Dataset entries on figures
··········

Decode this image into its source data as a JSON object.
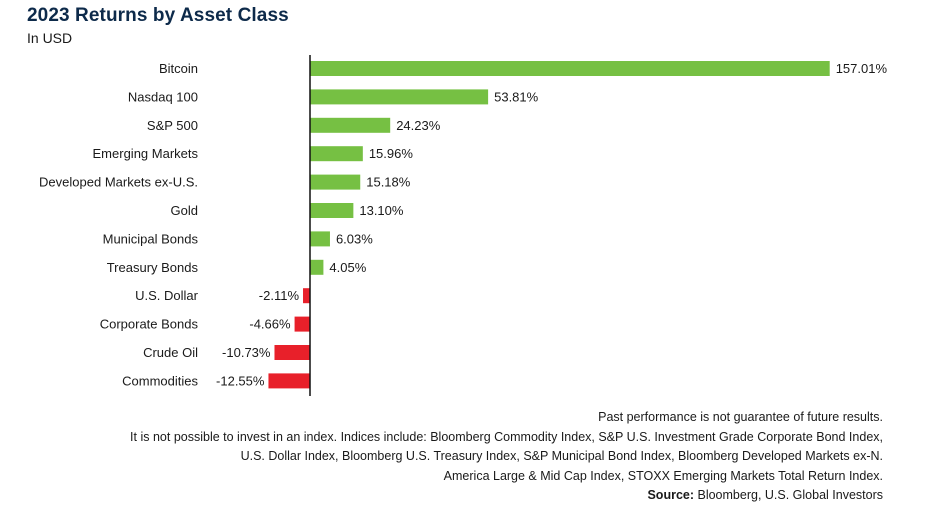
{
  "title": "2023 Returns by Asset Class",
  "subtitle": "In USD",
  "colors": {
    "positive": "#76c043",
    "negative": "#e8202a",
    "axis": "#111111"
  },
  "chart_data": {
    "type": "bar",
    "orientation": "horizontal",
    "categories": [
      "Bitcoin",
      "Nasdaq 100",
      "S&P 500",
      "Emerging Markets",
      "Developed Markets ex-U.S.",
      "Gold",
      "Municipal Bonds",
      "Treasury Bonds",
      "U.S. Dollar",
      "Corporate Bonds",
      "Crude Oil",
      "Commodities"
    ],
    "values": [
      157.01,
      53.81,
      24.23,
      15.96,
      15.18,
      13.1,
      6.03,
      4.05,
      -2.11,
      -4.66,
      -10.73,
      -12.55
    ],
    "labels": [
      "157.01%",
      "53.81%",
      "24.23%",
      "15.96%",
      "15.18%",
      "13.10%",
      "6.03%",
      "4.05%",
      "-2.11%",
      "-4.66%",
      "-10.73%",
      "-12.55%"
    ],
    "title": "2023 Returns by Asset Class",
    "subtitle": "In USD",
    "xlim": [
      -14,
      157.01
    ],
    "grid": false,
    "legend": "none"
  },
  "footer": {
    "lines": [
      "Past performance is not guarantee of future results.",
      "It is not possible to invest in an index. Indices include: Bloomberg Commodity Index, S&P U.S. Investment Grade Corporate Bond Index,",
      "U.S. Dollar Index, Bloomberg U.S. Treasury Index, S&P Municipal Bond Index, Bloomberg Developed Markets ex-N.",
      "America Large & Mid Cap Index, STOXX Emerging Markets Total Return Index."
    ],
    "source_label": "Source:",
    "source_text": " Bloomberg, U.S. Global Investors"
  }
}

··········

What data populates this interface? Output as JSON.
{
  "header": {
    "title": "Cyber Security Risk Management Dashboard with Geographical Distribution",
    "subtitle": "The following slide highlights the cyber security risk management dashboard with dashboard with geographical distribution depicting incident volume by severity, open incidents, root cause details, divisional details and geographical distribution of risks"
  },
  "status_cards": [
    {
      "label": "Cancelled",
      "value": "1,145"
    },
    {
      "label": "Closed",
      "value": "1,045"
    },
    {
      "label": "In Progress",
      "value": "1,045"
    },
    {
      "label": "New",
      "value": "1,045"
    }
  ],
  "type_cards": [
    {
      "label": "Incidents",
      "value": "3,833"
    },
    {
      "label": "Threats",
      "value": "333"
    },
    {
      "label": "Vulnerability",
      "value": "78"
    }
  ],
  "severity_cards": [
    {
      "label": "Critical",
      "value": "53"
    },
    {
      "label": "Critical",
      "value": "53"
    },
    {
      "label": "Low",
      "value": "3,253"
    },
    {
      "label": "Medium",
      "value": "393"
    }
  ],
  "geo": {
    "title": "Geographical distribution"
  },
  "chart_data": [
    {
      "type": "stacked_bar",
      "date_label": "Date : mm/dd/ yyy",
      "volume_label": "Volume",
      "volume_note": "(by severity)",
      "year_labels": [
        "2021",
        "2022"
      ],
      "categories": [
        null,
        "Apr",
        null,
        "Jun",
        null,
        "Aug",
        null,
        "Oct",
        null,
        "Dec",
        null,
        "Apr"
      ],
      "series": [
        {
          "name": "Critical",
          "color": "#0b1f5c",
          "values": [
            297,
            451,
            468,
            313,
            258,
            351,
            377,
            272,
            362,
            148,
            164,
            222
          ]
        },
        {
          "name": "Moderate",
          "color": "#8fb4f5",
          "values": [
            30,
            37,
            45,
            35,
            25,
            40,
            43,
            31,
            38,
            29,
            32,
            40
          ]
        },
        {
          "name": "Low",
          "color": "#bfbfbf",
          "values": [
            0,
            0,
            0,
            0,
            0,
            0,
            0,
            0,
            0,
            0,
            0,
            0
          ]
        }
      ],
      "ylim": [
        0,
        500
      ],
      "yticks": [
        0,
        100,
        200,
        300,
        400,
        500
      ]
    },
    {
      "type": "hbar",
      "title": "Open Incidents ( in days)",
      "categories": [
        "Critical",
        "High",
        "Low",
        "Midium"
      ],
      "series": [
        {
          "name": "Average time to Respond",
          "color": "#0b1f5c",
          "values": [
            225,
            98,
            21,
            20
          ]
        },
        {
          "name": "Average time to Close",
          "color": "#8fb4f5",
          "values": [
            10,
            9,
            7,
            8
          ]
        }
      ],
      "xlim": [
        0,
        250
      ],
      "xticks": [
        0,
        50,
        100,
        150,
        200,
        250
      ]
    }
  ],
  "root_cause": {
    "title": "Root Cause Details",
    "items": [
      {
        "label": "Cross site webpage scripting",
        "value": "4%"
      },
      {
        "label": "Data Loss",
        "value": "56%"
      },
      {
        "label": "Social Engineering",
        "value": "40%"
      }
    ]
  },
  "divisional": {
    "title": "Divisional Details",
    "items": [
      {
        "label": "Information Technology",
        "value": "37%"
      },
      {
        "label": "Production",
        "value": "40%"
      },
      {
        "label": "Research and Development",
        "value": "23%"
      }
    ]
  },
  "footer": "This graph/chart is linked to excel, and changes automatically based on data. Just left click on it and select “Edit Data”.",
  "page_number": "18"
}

··········

→ **Written task**: Take every line from the records above that has the word "name" and copy it.

→ **Answer for the task**:
          "name": "Critical",
          "name": "Moderate",
          "name": "Low",
          "name": "Average time to Respond",
          "name": "Average time to Close",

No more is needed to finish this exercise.